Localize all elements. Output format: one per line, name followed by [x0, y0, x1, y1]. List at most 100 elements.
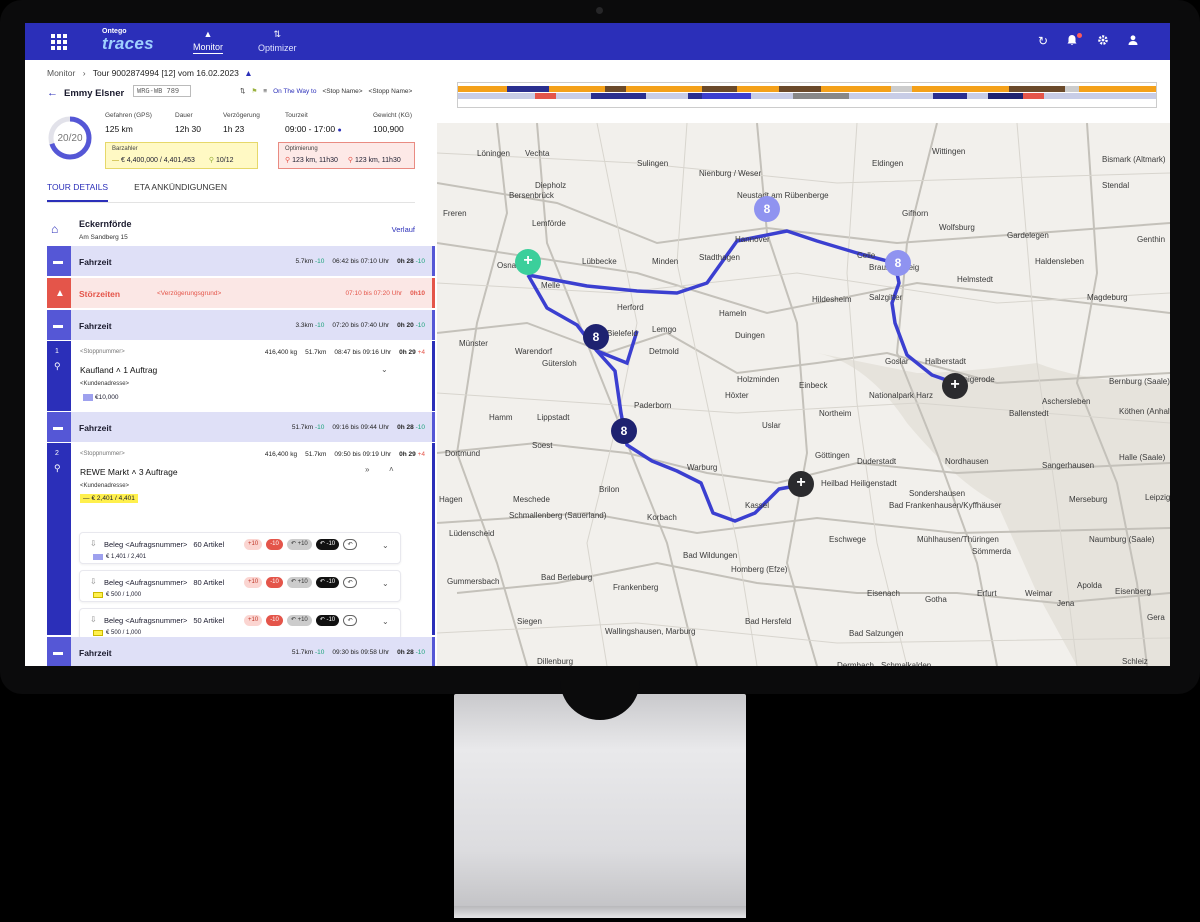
map-plus-marker[interactable]: +	[515, 249, 541, 275]
barzahler-title: Barzahler	[112, 146, 138, 152]
fahrzeit-row[interactable]: ▬ Fahrzeit 3.3km -10 07:20 bis 07:40 Uhr…	[47, 310, 435, 340]
money-swatch	[93, 554, 103, 560]
beleg-count: 80 Artikel	[193, 578, 225, 587]
undo-icon[interactable]: ↶	[343, 615, 358, 626]
minus-pill[interactable]: -10	[266, 615, 283, 626]
minus-pill[interactable]: -10	[266, 539, 283, 550]
undo-icon[interactable]: ↶	[343, 539, 358, 550]
tab-tour-details[interactable]: TOUR DETAILS	[47, 182, 109, 202]
beleg-money-value: € 1,401 / 2,401	[106, 554, 147, 560]
return-minus-pill[interactable]: ↶ -10	[315, 577, 340, 588]
map-cluster-marker[interactable]: 8	[611, 418, 637, 444]
gear-icon[interactable]	[1096, 34, 1110, 48]
map-city-label: Bad Hersfeld	[745, 617, 792, 626]
map-city-label: Soest	[532, 441, 553, 450]
timeline[interactable]	[457, 68, 1157, 114]
chevron-down-icon[interactable]: ⌄	[381, 365, 388, 374]
beleg-money-value: € 500 / 1,000	[106, 592, 142, 598]
row-time: 09:30 bis 09:58 Uhr	[332, 649, 390, 656]
fahrzeit-row[interactable]: ▬ Fahrzeit 51.7km -10 09:16 bis 09:44 Uh…	[47, 412, 435, 442]
beleg-card[interactable]: ⇩ Beleg <Aufragsnummer> 50 Artikel € 500 …	[79, 608, 401, 640]
row-time: 07:20 bis 07:40 Uhr	[332, 322, 390, 329]
map-city-label: Homberg (Efze)	[731, 565, 788, 574]
pin-icon: ⚲	[208, 157, 215, 164]
logo: Ontego traces	[102, 28, 154, 53]
route-map[interactable]: Vechta Löningen Sulingen Nienburg / Weser El…	[437, 123, 1170, 666]
optimierung-a: 123 km, 11h30	[292, 157, 338, 164]
row-duration-delta: +4	[417, 349, 425, 356]
clock-icon: ●	[337, 127, 342, 134]
map-city-label: Freren	[443, 209, 467, 218]
undo-icon[interactable]: ↶	[343, 577, 358, 588]
stat-verzoegerung: Verzögerung 1h 23	[223, 112, 285, 134]
graduation-icon: ▲	[244, 68, 253, 78]
nav-monitor[interactable]: ▲ Monitor	[193, 29, 224, 54]
minus-pill[interactable]: -10	[266, 577, 283, 588]
map-city-label: Gifhorn	[902, 209, 929, 218]
stop-name-text: Kaufland	[80, 365, 114, 375]
stop-auftrag-count: 1 Auftrag	[123, 365, 158, 375]
swap-icon[interactable]: ⇅	[240, 87, 245, 95]
optimierung-title: Optimierung	[285, 146, 318, 152]
beleg-label: Beleg <Aufragsnummer> 80 Artikel	[104, 578, 224, 587]
map-city-label: Lemförde	[532, 219, 566, 228]
return-plus-pill[interactable]: ↶ +10	[286, 577, 312, 588]
return-minus-pill[interactable]: ↶ -10	[315, 539, 340, 550]
stop-name: REWE Markt ˄ 3 Auftrage	[80, 467, 178, 477]
beleg-money: € 500 / 1,000	[90, 629, 144, 637]
stat-value: 12h 30	[175, 124, 201, 134]
map-city-label: Hagen	[439, 495, 463, 504]
plus-pill[interactable]: +10	[244, 539, 263, 550]
plus-pill[interactable]: +10	[244, 615, 263, 626]
map-city-label: Dillenburg	[537, 657, 574, 666]
return-minus-pill[interactable]: ↶ -10	[315, 615, 340, 626]
chevron-down-icon[interactable]: ⌄	[382, 617, 389, 626]
chevron-up-icon[interactable]: ˄	[389, 465, 394, 474]
money-swatch	[93, 592, 103, 598]
back-arrow-icon[interactable]: ←	[47, 87, 58, 99]
map-city-label: Diepholz	[535, 181, 567, 190]
chevron-down-icon[interactable]: ⌄	[382, 579, 389, 588]
beleg-card[interactable]: ⇩ Beleg <Aufragsnummer> 80 Artikel € 500 …	[79, 570, 401, 602]
double-chevron-icon[interactable]: »	[365, 465, 369, 474]
fahrzeit-row[interactable]: ▬ Fahrzeit 5.7km -10 06:42 bis 07:10 Uhr…	[47, 246, 435, 276]
delay-reason: <Verzögerungsgrund>	[157, 290, 222, 297]
map-city-label: Duingen	[735, 331, 765, 340]
user-icon[interactable]	[1126, 34, 1140, 48]
start-stop[interactable]: ⌂ Eckernförde Am Sandberg 15 Verlauf	[47, 215, 415, 245]
stop-auftrag-count: 3 Auftrage	[138, 467, 178, 477]
return-plus-pill[interactable]: ↶ +10	[286, 615, 312, 626]
flag-icon: ⚑	[251, 88, 258, 95]
map-city-label: Eisenberg	[1115, 587, 1152, 596]
stop-weight: 416,400 kg	[264, 349, 298, 356]
verlauf-link[interactable]: Verlauf	[392, 225, 415, 234]
stop-row[interactable]: 1 ⚲ <Stoppnummer> 416,400 kg 51.7km 08:47…	[47, 341, 435, 411]
chevron-down-icon[interactable]: ⌄	[382, 541, 389, 550]
beleg-card[interactable]: ⇩ Beleg <Aufragsnummer> 60 Artikel € 1,40…	[79, 532, 401, 564]
row-label: Fahrzeit	[79, 423, 112, 433]
app-grid-icon[interactable]	[51, 34, 67, 50]
plus-pill[interactable]: +10	[244, 577, 263, 588]
nav-monitor-label: Monitor	[193, 42, 224, 54]
map-city-label: Göttingen	[815, 451, 850, 460]
map-cluster-marker[interactable]: 8	[754, 196, 780, 222]
map-cluster-marker[interactable]: 8	[885, 250, 911, 276]
beleg-label-text: Beleg <Aufragsnummer>	[104, 616, 188, 625]
refresh-icon[interactable]: ↻	[1036, 34, 1050, 48]
map-city-label: Northeim	[819, 409, 852, 418]
map-city-label: Warendorf	[515, 347, 553, 356]
map-plus-marker[interactable]: +	[788, 471, 814, 497]
map-city-label: Nationalpark Harz	[869, 391, 934, 400]
map-city-label: Uslar	[762, 421, 781, 430]
map-plus-marker[interactable]: +	[942, 373, 968, 399]
stoerzeit-row[interactable]: ▲ Störzeiten <Verzögerungsgrund> 07:10 b…	[47, 278, 435, 308]
fahrzeit-row[interactable]: ▬ Fahrzeit 51.7km -10 09:30 bis 09:58 Uh…	[47, 637, 435, 666]
breadcrumb-root[interactable]: Monitor	[47, 68, 75, 78]
nav-optimizer[interactable]: ⇅ Optimizer	[258, 29, 297, 53]
document-icon: ⇩	[90, 577, 97, 586]
cone-icon: ▲	[55, 288, 65, 299]
return-plus-pill[interactable]: ↶ +10	[286, 539, 312, 550]
tab-eta[interactable]: ETA ANKÜNDIGUNGEN	[134, 182, 227, 202]
stat-value: 1h 23	[223, 124, 245, 134]
map-cluster-marker[interactable]: 8	[583, 324, 609, 350]
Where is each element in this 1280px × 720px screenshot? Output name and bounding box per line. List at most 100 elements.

○ ○ ○ ○ ○ ○ ○

EXERCISE:
Pick out and copy every line of the records that contains the string "Aufragsnummer".

RESULT FOR THIS EXERCISE:
beleg-card[interactable]: ⇩ Beleg <Aufragsnummer> 50 Artikel € 500 …	[79, 608, 401, 640]
beleg-label: Beleg <Aufragsnummer> 80 Artikel	[104, 578, 224, 587]
beleg-card[interactable]: ⇩ Beleg <Aufragsnummer> 80 Artikel € 500 …	[79, 570, 401, 602]
beleg-card[interactable]: ⇩ Beleg <Aufragsnummer> 60 Artikel € 1,40…	[79, 532, 401, 564]
beleg-label-text: Beleg <Aufragsnummer>	[104, 616, 188, 625]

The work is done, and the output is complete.